- **What the task asks**
In the material below, list every line carrying the string "image".

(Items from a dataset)
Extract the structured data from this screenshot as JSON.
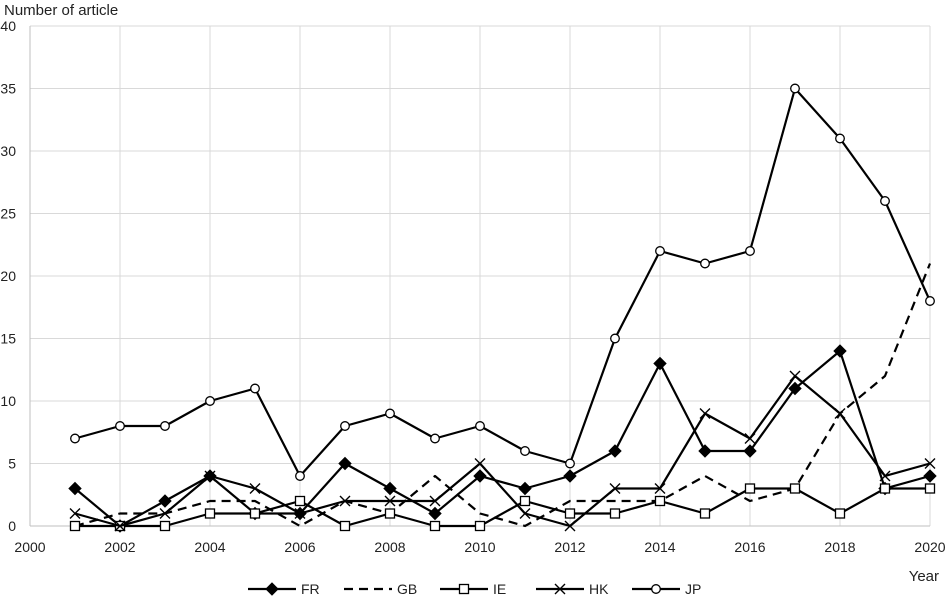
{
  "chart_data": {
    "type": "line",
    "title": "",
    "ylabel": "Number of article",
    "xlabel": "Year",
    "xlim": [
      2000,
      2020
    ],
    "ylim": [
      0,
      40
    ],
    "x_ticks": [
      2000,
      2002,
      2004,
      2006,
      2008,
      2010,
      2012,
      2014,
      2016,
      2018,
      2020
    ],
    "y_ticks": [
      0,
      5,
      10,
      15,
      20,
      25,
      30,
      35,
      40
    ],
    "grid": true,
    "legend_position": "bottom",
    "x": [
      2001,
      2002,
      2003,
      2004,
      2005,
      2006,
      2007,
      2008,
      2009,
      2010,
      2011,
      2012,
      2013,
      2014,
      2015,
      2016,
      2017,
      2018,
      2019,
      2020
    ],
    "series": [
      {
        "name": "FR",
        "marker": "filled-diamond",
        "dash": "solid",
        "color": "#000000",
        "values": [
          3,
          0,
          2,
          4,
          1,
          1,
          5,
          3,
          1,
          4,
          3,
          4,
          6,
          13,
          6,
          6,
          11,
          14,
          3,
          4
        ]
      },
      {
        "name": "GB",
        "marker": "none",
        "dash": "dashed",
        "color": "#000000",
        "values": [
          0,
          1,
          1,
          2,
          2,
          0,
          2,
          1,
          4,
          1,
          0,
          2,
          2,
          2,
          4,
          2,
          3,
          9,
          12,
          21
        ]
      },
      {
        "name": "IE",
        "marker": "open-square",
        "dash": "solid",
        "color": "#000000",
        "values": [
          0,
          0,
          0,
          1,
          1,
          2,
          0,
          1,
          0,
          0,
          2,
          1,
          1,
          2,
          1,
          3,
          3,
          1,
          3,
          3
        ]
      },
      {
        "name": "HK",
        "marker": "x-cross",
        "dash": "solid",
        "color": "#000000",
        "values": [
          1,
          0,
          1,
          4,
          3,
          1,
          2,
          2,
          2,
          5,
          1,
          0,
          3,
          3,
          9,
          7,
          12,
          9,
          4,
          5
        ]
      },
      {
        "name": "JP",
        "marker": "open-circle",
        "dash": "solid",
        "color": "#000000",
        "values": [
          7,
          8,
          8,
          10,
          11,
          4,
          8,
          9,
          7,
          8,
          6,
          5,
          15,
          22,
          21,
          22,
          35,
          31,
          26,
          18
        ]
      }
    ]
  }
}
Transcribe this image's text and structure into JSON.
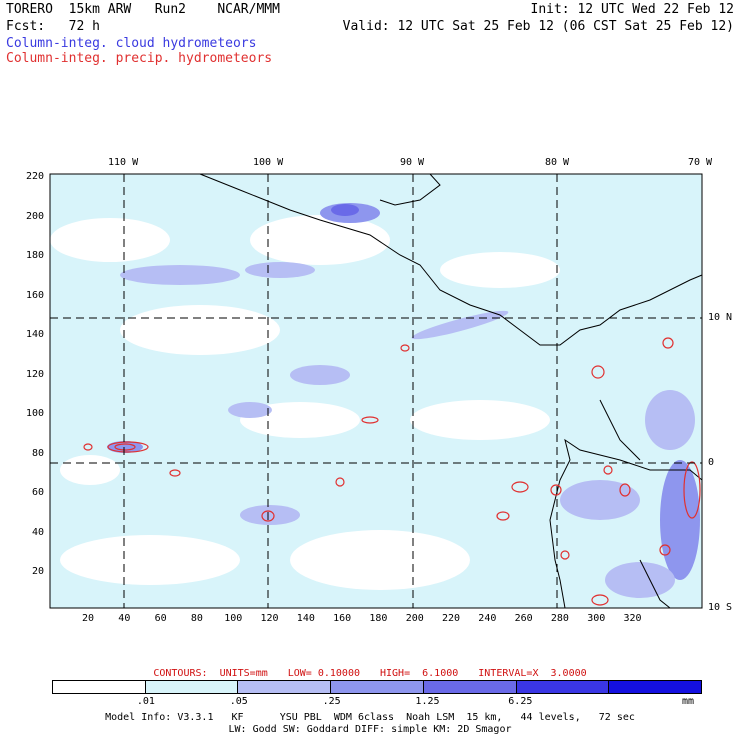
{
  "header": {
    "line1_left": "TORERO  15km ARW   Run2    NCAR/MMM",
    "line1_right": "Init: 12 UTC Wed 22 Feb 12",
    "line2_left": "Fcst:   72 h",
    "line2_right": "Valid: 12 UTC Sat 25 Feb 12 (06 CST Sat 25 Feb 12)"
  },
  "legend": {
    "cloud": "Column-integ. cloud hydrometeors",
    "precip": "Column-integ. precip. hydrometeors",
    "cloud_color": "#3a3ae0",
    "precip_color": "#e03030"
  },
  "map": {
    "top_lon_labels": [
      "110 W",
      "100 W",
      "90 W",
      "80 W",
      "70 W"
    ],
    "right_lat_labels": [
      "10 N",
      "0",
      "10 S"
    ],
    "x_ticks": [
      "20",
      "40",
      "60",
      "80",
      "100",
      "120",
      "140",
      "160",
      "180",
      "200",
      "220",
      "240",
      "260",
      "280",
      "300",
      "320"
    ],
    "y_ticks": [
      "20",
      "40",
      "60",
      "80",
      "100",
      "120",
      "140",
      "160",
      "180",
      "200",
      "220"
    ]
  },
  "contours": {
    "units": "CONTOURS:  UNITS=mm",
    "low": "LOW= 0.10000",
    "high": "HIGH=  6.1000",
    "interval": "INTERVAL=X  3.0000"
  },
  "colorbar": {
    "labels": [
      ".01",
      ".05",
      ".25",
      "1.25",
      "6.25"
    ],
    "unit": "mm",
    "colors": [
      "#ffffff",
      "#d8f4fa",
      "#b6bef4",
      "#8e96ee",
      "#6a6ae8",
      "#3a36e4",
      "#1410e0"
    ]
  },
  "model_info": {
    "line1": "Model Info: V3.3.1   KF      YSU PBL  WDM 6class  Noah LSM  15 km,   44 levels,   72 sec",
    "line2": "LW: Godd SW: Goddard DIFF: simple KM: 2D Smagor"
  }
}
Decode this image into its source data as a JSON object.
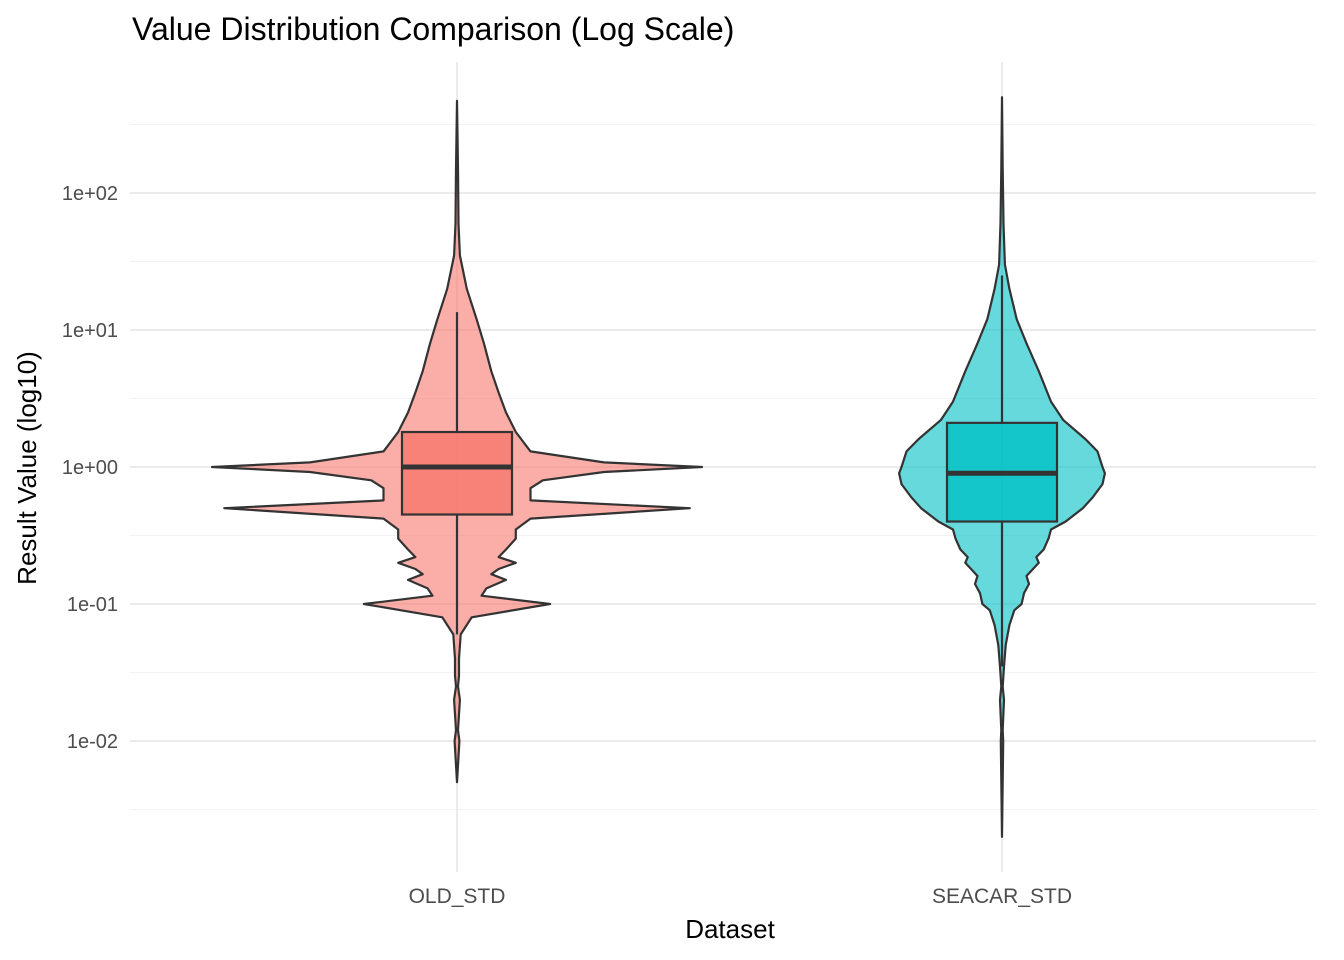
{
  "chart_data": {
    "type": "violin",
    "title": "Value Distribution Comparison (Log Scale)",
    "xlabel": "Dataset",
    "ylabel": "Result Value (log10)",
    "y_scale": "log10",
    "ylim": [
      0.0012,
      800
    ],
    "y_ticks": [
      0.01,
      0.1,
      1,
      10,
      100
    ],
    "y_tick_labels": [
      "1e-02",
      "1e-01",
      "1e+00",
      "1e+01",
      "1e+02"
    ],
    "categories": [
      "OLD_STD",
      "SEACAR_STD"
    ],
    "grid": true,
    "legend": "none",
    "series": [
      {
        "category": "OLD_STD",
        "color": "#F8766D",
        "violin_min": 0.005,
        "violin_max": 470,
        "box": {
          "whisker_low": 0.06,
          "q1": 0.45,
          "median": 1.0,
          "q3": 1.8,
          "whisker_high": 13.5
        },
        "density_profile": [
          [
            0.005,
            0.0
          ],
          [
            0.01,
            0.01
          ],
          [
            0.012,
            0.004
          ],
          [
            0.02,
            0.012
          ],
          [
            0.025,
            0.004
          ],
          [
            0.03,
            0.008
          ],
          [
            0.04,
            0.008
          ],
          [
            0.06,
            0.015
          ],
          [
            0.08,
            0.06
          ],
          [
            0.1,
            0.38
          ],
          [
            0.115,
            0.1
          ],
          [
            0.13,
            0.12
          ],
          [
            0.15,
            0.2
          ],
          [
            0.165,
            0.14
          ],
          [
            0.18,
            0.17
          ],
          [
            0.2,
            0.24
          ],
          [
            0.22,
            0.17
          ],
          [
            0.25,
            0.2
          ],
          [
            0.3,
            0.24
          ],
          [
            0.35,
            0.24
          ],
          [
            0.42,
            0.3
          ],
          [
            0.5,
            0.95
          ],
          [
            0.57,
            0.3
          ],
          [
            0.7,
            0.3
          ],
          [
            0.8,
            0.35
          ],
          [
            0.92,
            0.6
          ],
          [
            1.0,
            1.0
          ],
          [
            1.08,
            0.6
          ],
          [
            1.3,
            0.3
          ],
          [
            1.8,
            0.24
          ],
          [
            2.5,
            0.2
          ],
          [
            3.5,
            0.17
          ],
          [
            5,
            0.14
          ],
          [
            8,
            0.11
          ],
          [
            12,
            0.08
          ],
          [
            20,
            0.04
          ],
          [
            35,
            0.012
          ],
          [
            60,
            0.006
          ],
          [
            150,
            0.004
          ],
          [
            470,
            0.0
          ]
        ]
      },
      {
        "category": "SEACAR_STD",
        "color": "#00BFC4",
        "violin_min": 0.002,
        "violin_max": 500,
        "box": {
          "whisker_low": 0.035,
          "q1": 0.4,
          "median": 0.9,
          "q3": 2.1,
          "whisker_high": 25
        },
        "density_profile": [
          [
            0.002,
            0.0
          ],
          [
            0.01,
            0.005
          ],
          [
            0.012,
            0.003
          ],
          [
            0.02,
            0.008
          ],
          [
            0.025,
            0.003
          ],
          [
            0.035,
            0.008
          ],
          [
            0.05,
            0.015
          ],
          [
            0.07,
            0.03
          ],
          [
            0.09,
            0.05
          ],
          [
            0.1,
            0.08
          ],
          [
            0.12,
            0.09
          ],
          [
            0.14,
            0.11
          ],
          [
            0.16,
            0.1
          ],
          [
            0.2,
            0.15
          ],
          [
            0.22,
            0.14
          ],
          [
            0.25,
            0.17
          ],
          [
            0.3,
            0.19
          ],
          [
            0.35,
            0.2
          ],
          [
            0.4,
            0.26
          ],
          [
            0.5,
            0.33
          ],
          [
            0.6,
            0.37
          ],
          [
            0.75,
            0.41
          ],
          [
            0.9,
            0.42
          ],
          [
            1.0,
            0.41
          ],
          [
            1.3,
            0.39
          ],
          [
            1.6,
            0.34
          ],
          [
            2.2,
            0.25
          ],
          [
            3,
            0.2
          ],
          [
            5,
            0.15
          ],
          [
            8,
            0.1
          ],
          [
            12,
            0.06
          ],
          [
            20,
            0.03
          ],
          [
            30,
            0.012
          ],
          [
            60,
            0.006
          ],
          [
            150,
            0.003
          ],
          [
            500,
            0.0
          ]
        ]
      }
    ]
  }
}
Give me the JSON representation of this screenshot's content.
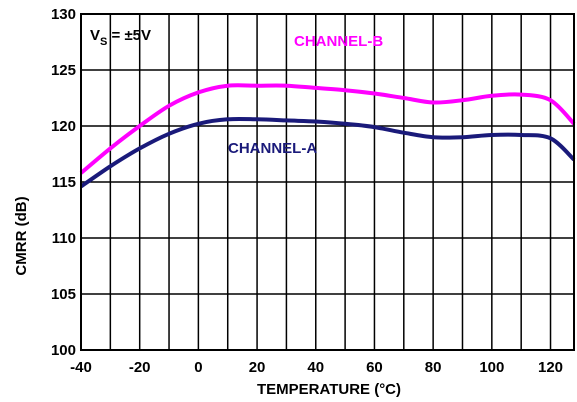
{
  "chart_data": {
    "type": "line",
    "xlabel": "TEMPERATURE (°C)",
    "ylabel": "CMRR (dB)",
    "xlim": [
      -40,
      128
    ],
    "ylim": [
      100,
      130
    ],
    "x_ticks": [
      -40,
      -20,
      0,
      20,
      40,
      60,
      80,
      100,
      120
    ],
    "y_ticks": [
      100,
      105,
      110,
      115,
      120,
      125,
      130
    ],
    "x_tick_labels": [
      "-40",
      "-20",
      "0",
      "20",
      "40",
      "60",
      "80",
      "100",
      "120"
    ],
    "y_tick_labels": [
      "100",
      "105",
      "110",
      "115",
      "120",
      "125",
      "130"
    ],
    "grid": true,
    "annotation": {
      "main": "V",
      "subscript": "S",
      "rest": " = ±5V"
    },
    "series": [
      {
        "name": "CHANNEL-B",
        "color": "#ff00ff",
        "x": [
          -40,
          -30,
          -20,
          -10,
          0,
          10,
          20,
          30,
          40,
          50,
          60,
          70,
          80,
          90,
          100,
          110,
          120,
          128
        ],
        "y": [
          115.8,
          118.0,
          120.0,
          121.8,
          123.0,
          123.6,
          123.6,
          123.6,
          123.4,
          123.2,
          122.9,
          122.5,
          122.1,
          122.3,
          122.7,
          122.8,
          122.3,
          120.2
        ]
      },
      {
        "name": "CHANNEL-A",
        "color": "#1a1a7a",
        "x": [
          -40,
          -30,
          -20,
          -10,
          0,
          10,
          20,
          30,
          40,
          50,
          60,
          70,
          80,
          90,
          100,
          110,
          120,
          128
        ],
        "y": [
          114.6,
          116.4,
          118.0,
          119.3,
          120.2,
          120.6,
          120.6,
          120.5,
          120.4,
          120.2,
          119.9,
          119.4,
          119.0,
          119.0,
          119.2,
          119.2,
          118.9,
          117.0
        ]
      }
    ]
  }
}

- **Response below**
Transcribe this image's text and structure into JSON.
Decode this image into its source data as a JSON object.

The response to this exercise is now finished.